START Supplied entries

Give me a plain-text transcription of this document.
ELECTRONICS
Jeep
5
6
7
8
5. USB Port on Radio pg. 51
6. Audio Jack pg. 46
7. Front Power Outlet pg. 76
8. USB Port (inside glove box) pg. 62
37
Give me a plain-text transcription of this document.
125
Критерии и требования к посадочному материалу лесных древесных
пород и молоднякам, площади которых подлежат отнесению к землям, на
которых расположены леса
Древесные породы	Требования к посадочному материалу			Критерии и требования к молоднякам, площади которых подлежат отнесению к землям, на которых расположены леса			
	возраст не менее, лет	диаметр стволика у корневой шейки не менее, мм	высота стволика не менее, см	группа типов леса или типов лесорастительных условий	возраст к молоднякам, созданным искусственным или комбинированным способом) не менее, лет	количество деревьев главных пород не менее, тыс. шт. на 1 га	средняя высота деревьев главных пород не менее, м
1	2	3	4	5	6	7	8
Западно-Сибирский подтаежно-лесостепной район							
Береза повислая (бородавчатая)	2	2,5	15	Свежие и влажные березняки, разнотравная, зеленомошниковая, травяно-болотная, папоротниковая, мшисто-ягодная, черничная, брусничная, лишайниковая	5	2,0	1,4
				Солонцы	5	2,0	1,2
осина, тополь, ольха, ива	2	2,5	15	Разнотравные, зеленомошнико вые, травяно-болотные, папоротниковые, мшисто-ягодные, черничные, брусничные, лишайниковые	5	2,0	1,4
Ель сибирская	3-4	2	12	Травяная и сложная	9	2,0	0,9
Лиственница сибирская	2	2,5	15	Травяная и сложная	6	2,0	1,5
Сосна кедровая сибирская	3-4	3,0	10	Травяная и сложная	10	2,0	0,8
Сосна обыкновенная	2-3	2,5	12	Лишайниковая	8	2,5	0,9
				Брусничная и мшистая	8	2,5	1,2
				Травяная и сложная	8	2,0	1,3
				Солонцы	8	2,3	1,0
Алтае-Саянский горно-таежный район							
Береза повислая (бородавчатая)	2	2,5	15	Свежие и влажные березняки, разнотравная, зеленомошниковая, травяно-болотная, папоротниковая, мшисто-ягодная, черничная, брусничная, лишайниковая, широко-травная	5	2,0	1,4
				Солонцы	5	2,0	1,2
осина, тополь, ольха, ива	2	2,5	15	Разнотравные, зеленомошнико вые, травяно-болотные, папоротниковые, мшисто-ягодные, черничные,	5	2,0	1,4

END Supplied entries

What you are asked to do: Restate the data above word for word.

Result:
Give me a plain-text transcription of this document.
ELECTRONICS
Jeep
5
6
7
8
5. USB Port on Radio pg. 51
6. Audio Jack pg. 46
7. Front Power Outlet pg. 76
8. USB Port (inside glove box) pg. 62
37
Give me a plain-text transcription of this document.
125
Критерии и требования к посадочному материалу лесных древесных
пород и молоднякам, площади которых подлежат отнесению к землям, на
которых расположены леса
Древесные породы	Требования к посадочному материалу			Критерии и требования к молоднякам, площади которых подлежат отнесению к землям, на которых расположены леса			
	возраст не менее, лет	диаметр стволика у корневой шейки не менее, мм	высота стволика не менее, см	группа типов леса или типов лесорастительных условий	возраст к молоднякам, созданным искусственным или комбинированным способом) не менее, лет	количество деревьев главных пород не менее, тыс. шт. на 1 га	средняя высота деревьев главных пород не менее, м
1	2	3	4	5	6	7	8
Западно-Сибирский подтаежно-лесостепной район							
Береза повислая (бородавчатая)	2	2,5	15	Свежие и влажные березняки, разнотравная, зеленомошниковая, травяно-болотная, папоротниковая, мшисто-ягодная, черничная, брусничная, лишайниковая	5	2,0	1,4
				Солонцы	5	2,0	1,2
осина, тополь, ольха, ива	2	2,5	15	Разнотравные, зеленомошнико вые, травяно-болотные, папоротниковые, мшисто-ягодные, черничные, брусничные, лишайниковые	5	2,0	1,4
Ель сибирская	3-4	2	12	Травяная и сложная	9	2,0	0,9
Лиственница сибирская	2	2,5	15	Травяная и сложная	6	2,0	1,5
Сосна кедровая сибирская	3-4	3,0	10	Травяная и сложная	10	2,0	0,8
Сосна обыкновенная	2-3	2,5	12	Лишайниковая	8	2,5	0,9
				Брусничная и мшистая	8	2,5	1,2
				Травяная и сложная	8	2,0	1,3
				Солонцы	8	2,3	1,0
Алтае-Саянский горно-таежный район							
Береза повислая (бородавчатая)	2	2,5	15	Свежие и влажные березняки, разнотравная, зеленомошниковая, травяно-болотная, папоротниковая, мшисто-ягодная, черничная, брусничная, лишайниковая, широко-травная	5	2,0	1,4
				Солонцы	5	2,0	1,2
осина, тополь, ольха, ива	2	2,5	15	Разнотравные, зеленомошнико вые, травяно-болотные, папоротниковые, мшисто-ягодные, черничные,	5	2,0	1,4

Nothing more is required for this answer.